◆ To be done ◆
Copy out all lines where "market" appears.

◆ Information supplied ◆

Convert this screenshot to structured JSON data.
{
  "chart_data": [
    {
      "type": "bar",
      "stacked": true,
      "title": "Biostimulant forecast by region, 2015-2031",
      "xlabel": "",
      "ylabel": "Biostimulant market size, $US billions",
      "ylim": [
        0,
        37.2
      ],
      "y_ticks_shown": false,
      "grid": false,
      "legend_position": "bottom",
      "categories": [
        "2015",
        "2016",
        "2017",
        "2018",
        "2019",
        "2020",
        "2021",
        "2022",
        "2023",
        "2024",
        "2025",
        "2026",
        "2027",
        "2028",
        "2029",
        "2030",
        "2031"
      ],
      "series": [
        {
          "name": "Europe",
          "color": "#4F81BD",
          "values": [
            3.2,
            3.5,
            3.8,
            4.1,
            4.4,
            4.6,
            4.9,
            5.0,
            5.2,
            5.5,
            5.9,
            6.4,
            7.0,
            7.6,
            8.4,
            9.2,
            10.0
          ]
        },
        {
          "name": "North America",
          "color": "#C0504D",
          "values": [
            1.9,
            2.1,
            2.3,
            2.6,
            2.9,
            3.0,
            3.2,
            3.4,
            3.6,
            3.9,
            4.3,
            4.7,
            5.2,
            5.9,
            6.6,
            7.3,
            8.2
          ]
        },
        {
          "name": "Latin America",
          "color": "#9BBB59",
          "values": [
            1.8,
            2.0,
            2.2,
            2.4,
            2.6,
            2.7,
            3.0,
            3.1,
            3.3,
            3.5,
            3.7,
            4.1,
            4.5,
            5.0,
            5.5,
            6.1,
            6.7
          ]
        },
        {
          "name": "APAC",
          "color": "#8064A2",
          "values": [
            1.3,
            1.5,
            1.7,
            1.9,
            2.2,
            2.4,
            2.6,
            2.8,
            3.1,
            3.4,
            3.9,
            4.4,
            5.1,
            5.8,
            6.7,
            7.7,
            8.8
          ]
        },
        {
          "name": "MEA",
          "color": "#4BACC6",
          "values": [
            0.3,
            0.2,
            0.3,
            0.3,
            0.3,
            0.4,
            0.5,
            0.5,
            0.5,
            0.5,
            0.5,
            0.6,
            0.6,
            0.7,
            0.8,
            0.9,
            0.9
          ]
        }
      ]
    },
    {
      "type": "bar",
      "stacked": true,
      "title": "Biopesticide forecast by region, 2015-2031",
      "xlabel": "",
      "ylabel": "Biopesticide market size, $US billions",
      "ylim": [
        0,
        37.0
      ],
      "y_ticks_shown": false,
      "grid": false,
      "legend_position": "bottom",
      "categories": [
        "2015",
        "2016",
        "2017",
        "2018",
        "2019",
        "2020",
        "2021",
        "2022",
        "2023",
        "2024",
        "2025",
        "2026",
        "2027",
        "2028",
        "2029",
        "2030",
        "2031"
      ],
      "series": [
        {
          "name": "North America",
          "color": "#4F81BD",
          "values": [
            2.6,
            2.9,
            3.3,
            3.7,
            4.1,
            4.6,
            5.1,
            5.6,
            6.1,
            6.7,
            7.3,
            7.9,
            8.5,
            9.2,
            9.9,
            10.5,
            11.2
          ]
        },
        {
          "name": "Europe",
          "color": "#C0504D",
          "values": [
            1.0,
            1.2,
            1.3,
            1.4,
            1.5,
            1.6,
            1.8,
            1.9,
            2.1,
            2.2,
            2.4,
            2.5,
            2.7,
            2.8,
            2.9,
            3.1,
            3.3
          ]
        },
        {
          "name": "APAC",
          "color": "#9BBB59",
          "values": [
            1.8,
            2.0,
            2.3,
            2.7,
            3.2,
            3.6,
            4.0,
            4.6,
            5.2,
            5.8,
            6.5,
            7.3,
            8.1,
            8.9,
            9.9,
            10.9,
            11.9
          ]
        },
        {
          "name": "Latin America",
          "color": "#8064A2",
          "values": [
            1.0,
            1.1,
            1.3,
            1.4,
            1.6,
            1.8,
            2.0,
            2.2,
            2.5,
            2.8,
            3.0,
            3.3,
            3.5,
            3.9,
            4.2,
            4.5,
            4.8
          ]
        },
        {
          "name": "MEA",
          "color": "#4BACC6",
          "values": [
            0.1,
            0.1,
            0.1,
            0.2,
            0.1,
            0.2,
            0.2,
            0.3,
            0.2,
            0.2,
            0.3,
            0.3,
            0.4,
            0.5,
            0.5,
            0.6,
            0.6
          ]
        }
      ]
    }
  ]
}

◆ Reply ◆
      "ylabel": "Biostimulant market size, $US billions",
      "ylabel": "Biopesticide market size, $US billions",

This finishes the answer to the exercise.